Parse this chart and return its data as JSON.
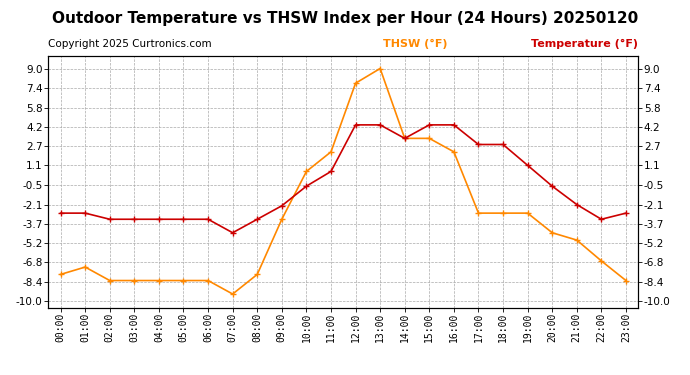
{
  "title": "Outdoor Temperature vs THSW Index per Hour (24 Hours) 20250120",
  "copyright": "Copyright 2025 Curtronics.com",
  "legend_thsw": "THSW (°F)",
  "legend_temp": "Temperature (°F)",
  "hours": [
    "00:00",
    "01:00",
    "02:00",
    "03:00",
    "04:00",
    "05:00",
    "06:00",
    "07:00",
    "08:00",
    "09:00",
    "10:00",
    "11:00",
    "12:00",
    "13:00",
    "14:00",
    "15:00",
    "16:00",
    "17:00",
    "18:00",
    "19:00",
    "20:00",
    "21:00",
    "22:00",
    "23:00"
  ],
  "temperature": [
    -2.8,
    -2.8,
    -3.3,
    -3.3,
    -3.3,
    -3.3,
    -3.3,
    -4.4,
    -3.3,
    -2.2,
    -0.6,
    0.6,
    4.4,
    4.4,
    3.3,
    4.4,
    4.4,
    2.8,
    2.8,
    1.1,
    -0.6,
    -2.1,
    -3.3,
    -2.8
  ],
  "thsw": [
    -7.8,
    -7.2,
    -8.3,
    -8.3,
    -8.3,
    -8.3,
    -8.3,
    -9.4,
    -7.8,
    -3.3,
    0.6,
    2.2,
    7.8,
    9.0,
    3.3,
    3.3,
    2.2,
    -2.8,
    -2.8,
    -2.8,
    -4.4,
    -5.0,
    -6.7,
    -8.3
  ],
  "ylim": [
    -10.5,
    10.0
  ],
  "yticks": [
    -10.0,
    -8.4,
    -6.8,
    -5.2,
    -3.7,
    -2.1,
    -0.5,
    1.1,
    2.7,
    4.2,
    5.8,
    7.4,
    9.0
  ],
  "temp_color": "#cc0000",
  "thsw_color": "#ff8800",
  "title_color": "#000000",
  "title_fontsize": 11,
  "copyright_fontsize": 7.5,
  "legend_fontsize": 8,
  "legend_thsw_color": "#ff8800",
  "legend_temp_color": "#cc0000",
  "background_color": "#ffffff",
  "grid_color": "#aaaaaa"
}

▶ [GIVEN TASK]
Above are records to transcribe exactly; leave their pictures out.

▶ [OUTPUT FOR THIS TASK]
Parse this chart and return its data as JSON.
{
  "title": "Outdoor Temperature vs THSW Index per Hour (24 Hours) 20250120",
  "copyright": "Copyright 2025 Curtronics.com",
  "legend_thsw": "THSW (°F)",
  "legend_temp": "Temperature (°F)",
  "hours": [
    "00:00",
    "01:00",
    "02:00",
    "03:00",
    "04:00",
    "05:00",
    "06:00",
    "07:00",
    "08:00",
    "09:00",
    "10:00",
    "11:00",
    "12:00",
    "13:00",
    "14:00",
    "15:00",
    "16:00",
    "17:00",
    "18:00",
    "19:00",
    "20:00",
    "21:00",
    "22:00",
    "23:00"
  ],
  "temperature": [
    -2.8,
    -2.8,
    -3.3,
    -3.3,
    -3.3,
    -3.3,
    -3.3,
    -4.4,
    -3.3,
    -2.2,
    -0.6,
    0.6,
    4.4,
    4.4,
    3.3,
    4.4,
    4.4,
    2.8,
    2.8,
    1.1,
    -0.6,
    -2.1,
    -3.3,
    -2.8
  ],
  "thsw": [
    -7.8,
    -7.2,
    -8.3,
    -8.3,
    -8.3,
    -8.3,
    -8.3,
    -9.4,
    -7.8,
    -3.3,
    0.6,
    2.2,
    7.8,
    9.0,
    3.3,
    3.3,
    2.2,
    -2.8,
    -2.8,
    -2.8,
    -4.4,
    -5.0,
    -6.7,
    -8.3
  ],
  "ylim": [
    -10.5,
    10.0
  ],
  "yticks": [
    -10.0,
    -8.4,
    -6.8,
    -5.2,
    -3.7,
    -2.1,
    -0.5,
    1.1,
    2.7,
    4.2,
    5.8,
    7.4,
    9.0
  ],
  "temp_color": "#cc0000",
  "thsw_color": "#ff8800",
  "title_color": "#000000",
  "title_fontsize": 11,
  "copyright_fontsize": 7.5,
  "legend_fontsize": 8,
  "legend_thsw_color": "#ff8800",
  "legend_temp_color": "#cc0000",
  "background_color": "#ffffff",
  "grid_color": "#aaaaaa"
}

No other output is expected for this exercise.